Collected data entries
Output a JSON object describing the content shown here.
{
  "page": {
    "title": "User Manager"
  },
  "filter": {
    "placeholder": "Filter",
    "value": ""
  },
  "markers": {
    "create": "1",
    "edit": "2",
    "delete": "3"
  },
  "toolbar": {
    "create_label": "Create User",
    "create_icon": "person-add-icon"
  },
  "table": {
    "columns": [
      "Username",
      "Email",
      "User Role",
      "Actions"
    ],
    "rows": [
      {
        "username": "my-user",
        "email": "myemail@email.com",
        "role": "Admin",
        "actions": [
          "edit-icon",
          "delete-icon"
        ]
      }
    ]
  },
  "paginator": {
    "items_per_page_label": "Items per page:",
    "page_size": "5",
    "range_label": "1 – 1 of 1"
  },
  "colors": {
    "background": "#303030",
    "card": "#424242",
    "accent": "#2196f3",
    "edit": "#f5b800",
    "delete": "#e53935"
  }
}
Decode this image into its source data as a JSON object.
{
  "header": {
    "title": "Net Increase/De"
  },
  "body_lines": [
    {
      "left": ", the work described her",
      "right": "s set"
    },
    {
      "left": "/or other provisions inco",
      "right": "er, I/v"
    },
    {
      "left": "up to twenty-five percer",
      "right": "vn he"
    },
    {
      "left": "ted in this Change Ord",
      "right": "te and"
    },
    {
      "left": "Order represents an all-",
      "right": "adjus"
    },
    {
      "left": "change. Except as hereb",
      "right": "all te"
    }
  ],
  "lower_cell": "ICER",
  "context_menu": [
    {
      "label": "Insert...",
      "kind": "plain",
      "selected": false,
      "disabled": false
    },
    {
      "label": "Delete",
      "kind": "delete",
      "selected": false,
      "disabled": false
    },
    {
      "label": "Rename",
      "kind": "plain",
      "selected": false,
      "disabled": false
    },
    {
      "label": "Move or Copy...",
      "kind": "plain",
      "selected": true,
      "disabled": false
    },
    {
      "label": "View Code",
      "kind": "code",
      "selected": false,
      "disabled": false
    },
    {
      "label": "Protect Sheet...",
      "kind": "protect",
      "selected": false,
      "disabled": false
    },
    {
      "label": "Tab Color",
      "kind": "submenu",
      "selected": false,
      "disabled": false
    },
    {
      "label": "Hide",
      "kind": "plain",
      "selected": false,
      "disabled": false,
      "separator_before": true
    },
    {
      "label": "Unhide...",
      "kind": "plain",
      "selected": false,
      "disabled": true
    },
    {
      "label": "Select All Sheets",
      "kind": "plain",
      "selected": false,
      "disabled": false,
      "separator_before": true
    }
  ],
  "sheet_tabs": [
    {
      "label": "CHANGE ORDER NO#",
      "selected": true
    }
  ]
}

# [Exercise brief]
Set out every line from the material that contains the string "icon".

# [Complete response]
    "create_icon": "person-add-icon"
          "edit-icon",
          "delete-icon"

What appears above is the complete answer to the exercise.